The problem:
Of all the lines here, how many include the string "document"? Answer with the number only.

Records shown:
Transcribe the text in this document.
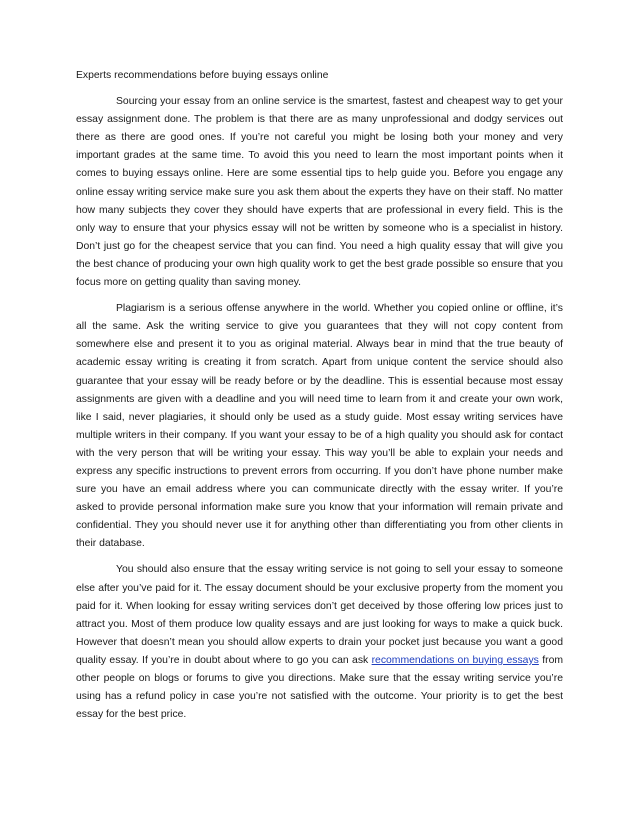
Experts recommendations before buying essays online

Sourcing your essay from an online service is the smartest, fastest and cheapest way to get your essay assignment done. The problem is that there are as many unprofessional and dodgy services out there as there are good ones. If you’re not careful you might be losing both your money and very important grades at the same time. To avoid this you need to learn the most important points when it comes to buying essays online. Here are some essential tips to help guide you. Before you engage any online essay writing service make sure you ask them about the experts they have on their staff. No matter how many subjects they cover they should have experts that are professional in every field. This is the only way to ensure that your physics essay will not be written by someone who is a specialist in history. Don’t just go for the cheapest service that you can find. You need a high quality essay that will give you the best chance of producing your own high quality work to get the best grade possible so ensure that you focus more on getting quality than saving money.

Plagiarism is a serious offense anywhere in the world. Whether you copied online or offline, it’s all the same. Ask the writing service to give you guarantees that they will not copy content from somewhere else and present it to you as original material. Always bear in mind that the true beauty of academic essay writing is creating it from scratch. Apart from unique content the service should also guarantee that your essay will be ready before or by the deadline. This is essential because most essay assignments are given with a deadline and you will need time to learn from it and create your own work, like I said, never plagiaries, it should only be used as a study guide. Most essay writing services have multiple writers in their company. If you want your essay to be of a high quality you should ask for contact with the very person that will be writing your essay. This way you’ll be able to explain your needs and express any specific instructions to prevent errors from occurring. If you don’t have phone number make sure you have an email address where you can communicate directly with the essay writer. If you’re asked to provide personal information make sure you know that your information will remain private and confidential. They you should never use it for anything other than differentiating you from other clients in their database.

You should also ensure that the essay writing service is not going to sell your essay to someone else after you’ve paid for it. The essay document should be your exclusive property from the moment you paid for it. When looking for essay writing services don’t get deceived by those offering low prices just to attract you. Most of them produce low quality essays and are just looking for ways to make a quick buck. However that doesn’t mean you should allow experts to drain your pocket just because you want a good quality essay. If you’re in doubt about where to go you can ask recommendations on buying essays from other people on blogs or forums to give you directions. Make sure that the essay writing service you’re using has a refund policy in case you’re not satisfied with the outcome. Your priority is to get the best essay for the best price.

Final answer:
2